• What the task asks
Collect every line of the records below that contains the word "basic".

• Records provided
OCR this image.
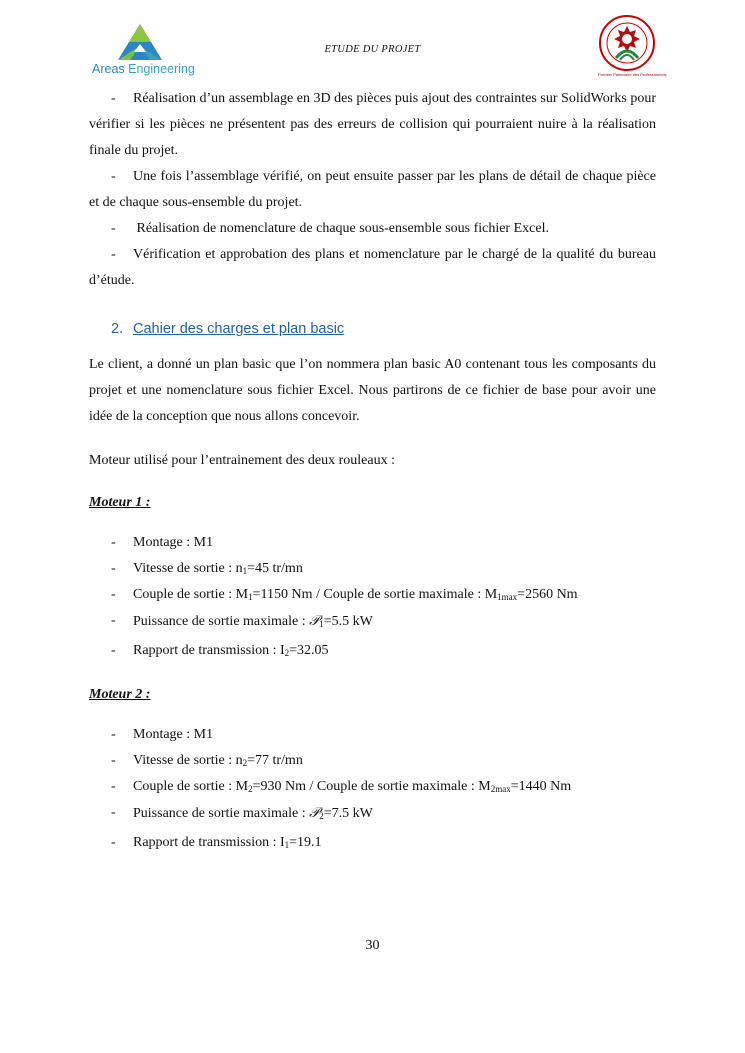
Areas Engineering
ETUDE DU PROJET
Premier Partenaire des Professionnels

- Réalisation d’un assemblage en 3D des pièces puis ajout des contraintes sur SolidWorks pour vérifier si les pièces ne présentent pas des erreurs de collision qui pourraient nuire à la réalisation finale du projet.

- Une fois l’assemblage vérifié, on peut ensuite passer par les plans de détail de chaque pièce et de chaque sous-ensemble du projet.

- Réalisation de nomenclature de chaque sous-ensemble sous fichier Excel.

- Vérification et approbation des plans et nomenclature par le chargé de la qualité du bureau d’étude.

2. Cahier des charges et plan basic

Le client, a donné un plan basic que l’on nommera plan basic A0 contenant tous les composants du projet et une nomenclature sous fichier Excel. Nous partirons de ce fichier de base pour avoir une idée de la conception que nous allons concevoir.

Moteur utilisé pour l’entrainement des deux rouleaux :

Moteur 1 :
- Montage : M1
- Vitesse de sortie : $n_1=45$ tr/mn
- Couple de sortie : $M_1=1150$ Nm / Couple de sortie maximale : $M_{1max}=2560$ Nm
- Puissance de sortie maximale : 𝒫$_1$=5.5 kW
- Rapport de transmission : $I_2=32.05$
Moteur 2 :
- Montage : M1
- Vitesse de sortie : $n_2=77$ tr/mn
- Couple de sortie : $M_2=930$ Nm / Couple de sortie maximale : $M_{2max}=1440$ Nm
- Puissance de sortie maximale : 𝒫$_2$=7.5 kW
- Rapport de transmission : $I_1=19.1$
30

• Written response
2. Cahier des charges et plan basic
Le client, a donné un plan basic que l’on nommera plan basic A0 contenant tous les composants du projet et une nomenclature sous fichier Excel. Nous partirons de ce fichier de base pour avoir une idée de la conception que nous allons concevoir.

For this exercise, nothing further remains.